Tareas
**A.** Transcribe del pasaje citado el fragmento que comienza con "Sobre el C02" y continúa hasta "decrementa donde beneficia.".
**B.** Traduce al inglés esta oración del pasaje citado: "Volcanes, guerras e industria también emiten gases y líquidos contaminantes."

Pasaje citado
LAS APARIENCIAS ENGAÑAN

En las secciones anteriores explicamos que volcanes, guerras e industria generan polvo y ceniza; pero no son las únicas fuentes de partículas suspendidas, ni tampoco son éstas las únicas impurezas que inyectan a la atmósfera. Volcanes, guerras e industria también emiten gases y líquidos contaminantes.

Los principales gases lanzados por los volcanes son bióxido de azufre, C02 y vapor de agua, que luego de reaccionar forman en la estratosfera ácido sulfúrico, sulfato de amonio, etcétera.

Sobre el C02 y otros gases contaminantes ya hablamos en el capítulo V. Sólo reiteramos que la mayoría de los gases artificiales son de invernadero, es decir opacos a la radiación terrestre y transparentes a la solar; por lo tanto, calientan. El 03 es uno de ellos, con dos modalidades: la acción humana lo origina —básicamente por combustión motriz— en las ciudades, constituyendo un contaminante en los niveles bajos (troposfera), y lo destruye —con CFCS, óxidos de nitrógeno, etc.— en la estratosfera, donde sirve para bloquear los dañinos rayos ultravioletas del Sol; de modo que el hombre incrementa el 03 donde perjudica (a las vías respiratorias, ojos, etc.) y lo decrementa donde beneficia.

Desde hace algunos años, cuando hubo cambio de gasolinas, el plomo se volvió marginal y el 03 pasó a ser el protagonista de la contaminación en la ciudad de México. Tanto el C02 (el mayor causante de la isla de calor) como el 03 y en general los gases inyectados artificialmente a la atmósfera son transparentes. Por lo tanto, cuando el esmog es más notorio a simple vista no necesariamente es mayor la concentración de los contaminantes que más afectan a la temperatura y a la salud, pues son invisibles; lo que se ve del esmog son sus componentes sólidos y líquidos; de hecho, el vocablo se formó con las palabras inglesas smoke (humo) y fog (niebla); ciertamente el humo lleva CO, C02 y otros gases, pero lo verdaderamente opaco es el hollín, la ceniza, etcétera; además, la niebla son gotitas de agua. Hay días en que el cielo se ve diáfano y, sin embargo, el reporte de la infición indica niveles nocivos de 03. Las apariencias engañan.

¿INVIERNO U OTOÑO NUCLEAR?

Las explosiones nucleares producen gran cantidad de dióxido de nitrógeno (N02); por eso algunos investigadores rusos creen que el enfriamiento registrado entre 1940 y 1965 (apreciable en las figuras II.2 y V.4) se debe más a las pruebas nucleares realizadas en la atmósfera en esas décadas, que al vulcanismo registrado entonces, luego del periodo de quietud volcánica (1915-1945), mencionado en la primera sección de este capítulo. El mecanismo consiste en que el N02 reacciona con el agua, produciendo ácidos que van a dar a la estratosfera; ahí absorben radiación solar y calientan esos niveles, pero enfrían los inferiores.

Contenido de datos
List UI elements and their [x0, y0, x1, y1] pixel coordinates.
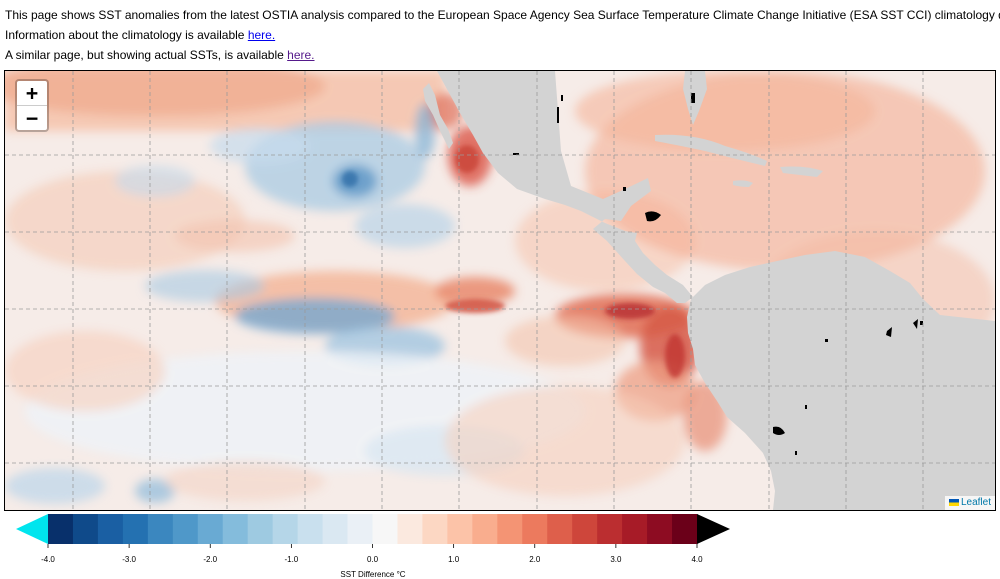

Respuestas por tarea
**A.**
Sobre el C02 y otros gases contaminantes ya hablamos en el capítulo V. Sólo reiteramos que la mayoría de los gases artificiales son de invernadero, es decir opacos a la radiación terrestre y transparentes a la solar; por lo tanto, calientan. El 03 es uno de ellos, con dos modalidades: la acción humana lo origina —básicamente por combustión motriz— en las ciudades, constituyendo un contaminante en los niveles bajos (troposfera), y lo destruye —con CFCS, óxidos de nitrógeno, etc.— en la estratosfera, donde sirve para bloquear los dañinos rayos ultravioletas del Sol; de modo que el hombre incrementa el 03 donde perjudica (a las vías respiratorias, ojos, etc.) y lo decrementa donde beneficia.

**B.** Volcanoes, wars, and industry also emit polluting gases and liquids.